:: Your instructions ::
Print all the data, keeping every line exactly as it is.

:: Given information ::
▶

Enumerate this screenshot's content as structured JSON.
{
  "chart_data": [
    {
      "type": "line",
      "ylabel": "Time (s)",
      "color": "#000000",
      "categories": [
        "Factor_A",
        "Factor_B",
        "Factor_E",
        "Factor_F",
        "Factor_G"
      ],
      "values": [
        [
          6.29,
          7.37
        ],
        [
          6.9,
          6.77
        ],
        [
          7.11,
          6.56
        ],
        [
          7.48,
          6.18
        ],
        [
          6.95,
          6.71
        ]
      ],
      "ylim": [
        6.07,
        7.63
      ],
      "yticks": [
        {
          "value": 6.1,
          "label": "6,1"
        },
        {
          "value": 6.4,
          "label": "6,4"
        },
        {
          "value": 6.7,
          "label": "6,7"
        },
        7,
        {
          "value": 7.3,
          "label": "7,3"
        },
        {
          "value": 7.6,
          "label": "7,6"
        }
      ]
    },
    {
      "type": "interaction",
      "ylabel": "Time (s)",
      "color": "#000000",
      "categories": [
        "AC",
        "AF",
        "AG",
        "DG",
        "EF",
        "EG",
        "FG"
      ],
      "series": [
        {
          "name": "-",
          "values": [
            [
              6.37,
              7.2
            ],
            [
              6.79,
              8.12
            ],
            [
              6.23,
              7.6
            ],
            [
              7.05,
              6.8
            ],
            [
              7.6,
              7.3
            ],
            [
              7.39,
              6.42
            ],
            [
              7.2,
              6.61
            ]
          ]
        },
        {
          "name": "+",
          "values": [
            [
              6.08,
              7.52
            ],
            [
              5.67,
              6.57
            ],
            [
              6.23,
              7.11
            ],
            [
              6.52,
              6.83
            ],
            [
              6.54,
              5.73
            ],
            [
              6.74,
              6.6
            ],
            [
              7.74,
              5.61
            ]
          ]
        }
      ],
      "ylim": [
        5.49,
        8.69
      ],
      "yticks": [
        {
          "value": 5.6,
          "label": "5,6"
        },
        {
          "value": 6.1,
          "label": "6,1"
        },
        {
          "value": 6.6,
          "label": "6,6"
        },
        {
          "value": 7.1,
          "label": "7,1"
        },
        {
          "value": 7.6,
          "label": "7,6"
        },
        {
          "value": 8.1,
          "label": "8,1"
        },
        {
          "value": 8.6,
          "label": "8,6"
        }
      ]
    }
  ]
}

◀

:: The answer ::
Enumerate this screenshot's content as structured JSON.
{
  "chart_data": [
    {
      "type": "line",
      "ylabel": "Time (s)",
      "color": "#000000",
      "categories": [
        "Factor_A",
        "Factor_B",
        "Factor_E",
        "Factor_F",
        "Factor_G"
      ],
      "values": [
        [
          6.29,
          7.37
        ],
        [
          6.9,
          6.77
        ],
        [
          7.11,
          6.56
        ],
        [
          7.48,
          6.18
        ],
        [
          6.95,
          6.71
        ]
      ],
      "ylim": [
        6.07,
        7.63
      ],
      "yticks": [
        {
          "value": 6.1,
          "label": "6,1"
        },
        {
          "value": 6.4,
          "label": "6,4"
        },
        {
          "value": 6.7,
          "label": "6,7"
        },
        7,
        {
          "value": 7.3,
          "label": "7,3"
        },
        {
          "value": 7.6,
          "label": "7,6"
        }
      ]
    },
    {
      "type": "interaction",
      "ylabel": "Time (s)",
      "color": "#000000",
      "categories": [
        "AC",
        "AF",
        "AG",
        "DG",
        "EF",
        "EG",
        "FG"
      ],
      "series": [
        {
          "name": "-",
          "values": [
            [
              6.37,
              7.2
            ],
            [
              6.79,
              8.12
            ],
            [
              6.23,
              7.6
            ],
            [
              7.05,
              6.8
            ],
            [
              7.6,
              7.3
            ],
            [
              7.39,
              6.42
            ],
            [
              7.2,
              6.61
            ]
          ]
        },
        {
          "name": "+",
          "values": [
            [
              6.08,
              7.52
            ],
            [
              5.67,
              6.57
            ],
            [
              6.23,
              7.11
            ],
            [
              6.52,
              6.83
            ],
            [
              6.54,
              5.73
            ],
            [
              6.74,
              6.6
            ],
            [
              7.74,
              5.61
            ]
          ]
        }
      ],
      "ylim": [
        5.49,
        8.69
      ],
      "yticks": [
        {
          "value": 5.6,
          "label": "5,6"
        },
        {
          "value": 6.1,
          "label": "6,1"
        },
        {
          "value": 6.6,
          "label": "6,6"
        },
        {
          "value": 7.1,
          "label": "7,1"
        },
        {
          "value": 7.6,
          "label": "7,6"
        },
        {
          "value": 8.1,
          "label": "8,1"
        },
        {
          "value": 8.6,
          "label": "8,6"
        }
      ]
    }
  ]
}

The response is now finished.